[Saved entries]

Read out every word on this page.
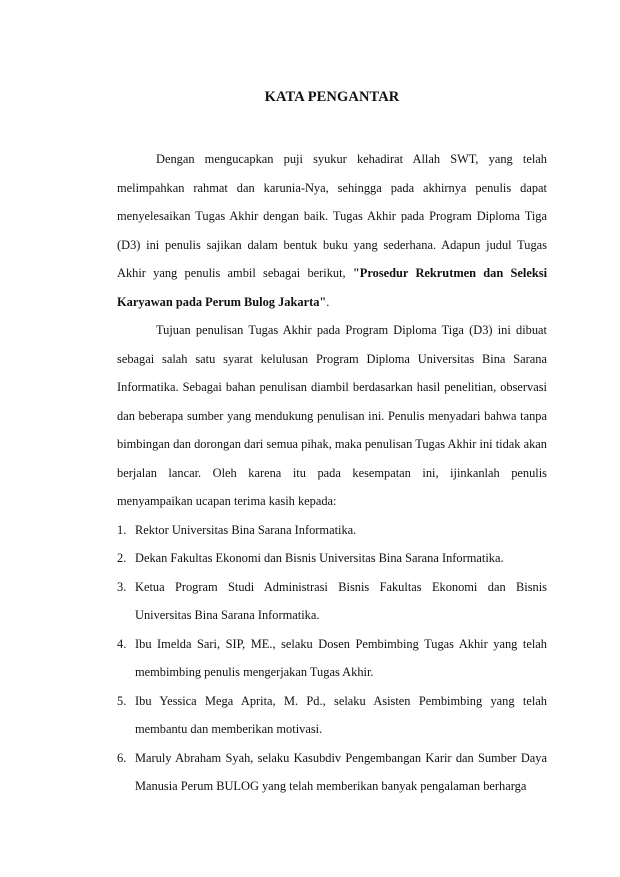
KATA PENGANTAR

Dengan mengucapkan puji syukur kehadirat Allah SWT, yang telah melimpahkan rahmat dan karunia-Nya, sehingga pada akhirnya penulis dapat menyelesaikan Tugas Akhir dengan baik. Tugas Akhir pada Program Diploma Tiga (D3) ini penulis sajikan dalam bentuk buku yang sederhana. Adapun judul Tugas Akhir yang penulis ambil sebagai berikut, "Prosedur Rekrutmen dan Seleksi Karyawan pada Perum Bulog Jakarta".

Tujuan penulisan Tugas Akhir pada Program Diploma Tiga (D3) ini dibuat sebagai salah satu syarat kelulusan Program Diploma Universitas Bina Sarana Informatika. Sebagai bahan penulisan diambil berdasarkan hasil penelitian, observasi dan beberapa sumber yang mendukung penulisan ini. Penulis menyadari bahwa tanpa bimbingan dan dorongan dari semua pihak, maka penulisan Tugas Akhir ini tidak akan berjalan lancar. Oleh karena itu pada kesempatan ini, ijinkanlah penulis menyampaikan ucapan terima kasih kepada:

1. Rektor Universitas Bina Sarana Informatika.
2. Dekan Fakultas Ekonomi dan Bisnis Universitas Bina Sarana Informatika.
3. Ketua Program Studi Administrasi Bisnis Fakultas Ekonomi dan Bisnis Universitas Bina Sarana Informatika.
4. Ibu Imelda Sari, SIP, ME., selaku Dosen Pembimbing Tugas Akhir yang telah membimbing penulis mengerjakan Tugas Akhir.
5. Ibu Yessica Mega Aprita, M. Pd., selaku Asisten Pembimbing yang telah membantu dan memberikan motivasi.
6. Maruly Abraham Syah, selaku Kasubdiv Pengembangan Karir dan Sumber Daya Manusia Perum BULOG yang telah memberikan banyak pengalaman berharga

PROBLEM TO WORK ON ▸
Gather up the lines containing the word "Informatika" from these records and copy them.

TASK RESPONSE ▸
Tujuan penulisan Tugas Akhir pada Program Diploma Tiga (D3) ini dibuat sebagai salah satu syarat kelulusan Program Diploma Universitas Bina Sarana Informatika. Sebagai bahan penulisan diambil berdasarkan hasil penelitian, observasi dan beberapa sumber yang mendukung penulisan ini. Penulis menyadari bahwa tanpa bimbingan dan dorongan dari semua pihak, maka penulisan Tugas Akhir ini tidak akan berjalan lancar. Oleh karena itu pada kesempatan ini, ijinkanlah penulis menyampaikan ucapan terima kasih kepada:
1. Rektor Universitas Bina Sarana Informatika.
2. Dekan Fakultas Ekonomi dan Bisnis Universitas Bina Sarana Informatika.
3. Ketua Program Studi Administrasi Bisnis Fakultas Ekonomi dan Bisnis Universitas Bina Sarana Informatika.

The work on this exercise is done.